[Start of SOURCE TEXT]
All roomates are bad roomates, IMO, it just takes time for them to turn bad. :)

Being a roomate is a process of compromise and it seems like the ability of your roomate to compromise has expired. I understand your point about wanting to avoid the childishness of him trying to interrupt the game. I can foresee an pre-argument to the effect of "We're gaming anyways, so you just have to deal with it." This would be followed by him turning on the TV at 5PM, really loudly, and starting a fight. I'd suggest you avoid this if you think it's at all possible. In fact, if you really do think it's at all possible, I suggest you plan on moving out or getting a new roomate or something. People change, and this guy has changed for the worse. It's not likely to get better. Chances are that he really doesn't like to relinquish the living room and has been dealing with it in the past, he mentioned it to one of his drinking buddies (never good people, btw), and got pressured by his drinking buddies "not to put up with it." Am I right?

Anyway, your GF issue has a lot of impact. Don't underestimate the awkwardness of it. Your roomate undoubtedly feels very weird about it and probably doesn't appreciate it in the slightest - regardless of whether she pays rent or not. If notifying her parents is a bad thing, avoid the chance -- remote as it may be -- that your roomate will call them, "Hey, guess what Oryan77 is doing..."
[End of SOURCE TEXT]
[Start of INFORMATION PROVIDED]
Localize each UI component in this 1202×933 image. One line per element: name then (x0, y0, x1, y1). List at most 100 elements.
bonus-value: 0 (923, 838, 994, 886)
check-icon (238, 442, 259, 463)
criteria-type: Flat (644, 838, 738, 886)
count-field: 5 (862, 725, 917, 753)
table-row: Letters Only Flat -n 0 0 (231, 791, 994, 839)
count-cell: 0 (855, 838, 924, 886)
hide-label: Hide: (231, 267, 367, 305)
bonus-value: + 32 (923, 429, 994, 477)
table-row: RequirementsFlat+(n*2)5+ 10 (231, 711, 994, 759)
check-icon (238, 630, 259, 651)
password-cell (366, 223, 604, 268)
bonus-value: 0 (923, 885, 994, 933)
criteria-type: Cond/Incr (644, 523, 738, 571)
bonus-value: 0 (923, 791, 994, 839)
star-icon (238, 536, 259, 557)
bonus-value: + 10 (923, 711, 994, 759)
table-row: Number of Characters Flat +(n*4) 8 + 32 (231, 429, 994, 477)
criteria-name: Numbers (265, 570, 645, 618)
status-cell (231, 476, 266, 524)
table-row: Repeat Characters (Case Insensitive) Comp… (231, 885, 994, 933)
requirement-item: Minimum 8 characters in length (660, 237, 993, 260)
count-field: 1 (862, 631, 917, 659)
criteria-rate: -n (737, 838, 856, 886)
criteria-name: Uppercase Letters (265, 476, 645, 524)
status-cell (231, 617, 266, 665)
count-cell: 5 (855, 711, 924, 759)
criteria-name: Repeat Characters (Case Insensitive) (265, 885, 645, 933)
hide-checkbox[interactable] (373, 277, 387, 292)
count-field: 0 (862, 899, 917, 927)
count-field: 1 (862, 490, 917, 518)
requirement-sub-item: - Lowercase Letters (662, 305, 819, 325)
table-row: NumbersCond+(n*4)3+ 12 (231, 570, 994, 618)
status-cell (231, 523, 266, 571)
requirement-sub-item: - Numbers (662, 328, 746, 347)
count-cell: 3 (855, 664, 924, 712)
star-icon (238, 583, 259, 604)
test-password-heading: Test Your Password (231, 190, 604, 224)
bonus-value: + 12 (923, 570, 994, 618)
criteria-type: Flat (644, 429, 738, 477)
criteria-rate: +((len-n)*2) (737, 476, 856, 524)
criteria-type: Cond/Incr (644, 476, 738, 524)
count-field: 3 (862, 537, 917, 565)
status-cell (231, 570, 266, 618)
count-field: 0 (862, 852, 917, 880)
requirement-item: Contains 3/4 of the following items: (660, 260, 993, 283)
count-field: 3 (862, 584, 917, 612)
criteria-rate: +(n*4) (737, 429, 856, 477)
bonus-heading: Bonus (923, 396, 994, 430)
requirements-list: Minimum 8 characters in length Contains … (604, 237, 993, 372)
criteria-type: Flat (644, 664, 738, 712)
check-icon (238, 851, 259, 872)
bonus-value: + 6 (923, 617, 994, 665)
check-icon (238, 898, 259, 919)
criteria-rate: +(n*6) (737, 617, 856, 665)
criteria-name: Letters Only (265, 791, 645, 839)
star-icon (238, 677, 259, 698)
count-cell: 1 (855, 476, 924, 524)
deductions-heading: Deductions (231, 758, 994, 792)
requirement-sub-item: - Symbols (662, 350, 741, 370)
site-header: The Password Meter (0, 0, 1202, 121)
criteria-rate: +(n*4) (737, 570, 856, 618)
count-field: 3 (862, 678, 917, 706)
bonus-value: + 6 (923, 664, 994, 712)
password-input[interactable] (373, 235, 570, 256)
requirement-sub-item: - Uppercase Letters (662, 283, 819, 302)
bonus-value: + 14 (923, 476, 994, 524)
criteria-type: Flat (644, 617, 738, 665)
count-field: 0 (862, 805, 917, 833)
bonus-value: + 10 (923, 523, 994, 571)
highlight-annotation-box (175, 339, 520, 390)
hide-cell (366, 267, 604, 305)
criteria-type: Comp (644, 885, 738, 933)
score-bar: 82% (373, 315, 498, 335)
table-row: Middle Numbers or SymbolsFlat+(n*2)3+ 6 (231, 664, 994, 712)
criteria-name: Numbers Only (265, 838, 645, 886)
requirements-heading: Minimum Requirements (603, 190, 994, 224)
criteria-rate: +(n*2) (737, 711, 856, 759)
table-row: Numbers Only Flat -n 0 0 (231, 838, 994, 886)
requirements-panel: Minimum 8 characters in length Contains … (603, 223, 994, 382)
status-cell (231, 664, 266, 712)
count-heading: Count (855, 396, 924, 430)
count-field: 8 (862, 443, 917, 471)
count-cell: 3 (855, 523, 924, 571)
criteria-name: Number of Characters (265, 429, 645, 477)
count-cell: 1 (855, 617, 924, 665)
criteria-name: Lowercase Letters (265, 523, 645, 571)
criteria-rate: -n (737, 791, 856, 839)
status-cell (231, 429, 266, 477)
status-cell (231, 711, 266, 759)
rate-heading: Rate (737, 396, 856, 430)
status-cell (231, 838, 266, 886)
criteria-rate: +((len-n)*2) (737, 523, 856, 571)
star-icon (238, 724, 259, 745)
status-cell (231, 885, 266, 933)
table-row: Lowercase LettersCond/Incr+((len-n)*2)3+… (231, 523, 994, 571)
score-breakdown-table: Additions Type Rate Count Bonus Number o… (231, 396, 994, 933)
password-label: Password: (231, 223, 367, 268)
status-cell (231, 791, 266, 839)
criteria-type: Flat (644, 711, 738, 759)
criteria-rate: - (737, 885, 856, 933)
[End of INFORMATION PROVIDED]
**WORK TO DO:**
A) In the forum post, at what time does the writer picture the roommate turning on the TV?
B) Return every line of the entries that contains the string "length", matching case.
The forum post and the entries are unrelated to each other.

**SOLUTIONS TO THE TASKS:**
A) At 5PM.

B)
requirement-item: Minimum 8 characters in length (660, 237, 993, 260)
requirements-list: Minimum 8 characters in length Contains … (604, 237, 993, 372)
requirements-panel: Minimum 8 characters in length Contains … (603, 223, 994, 382)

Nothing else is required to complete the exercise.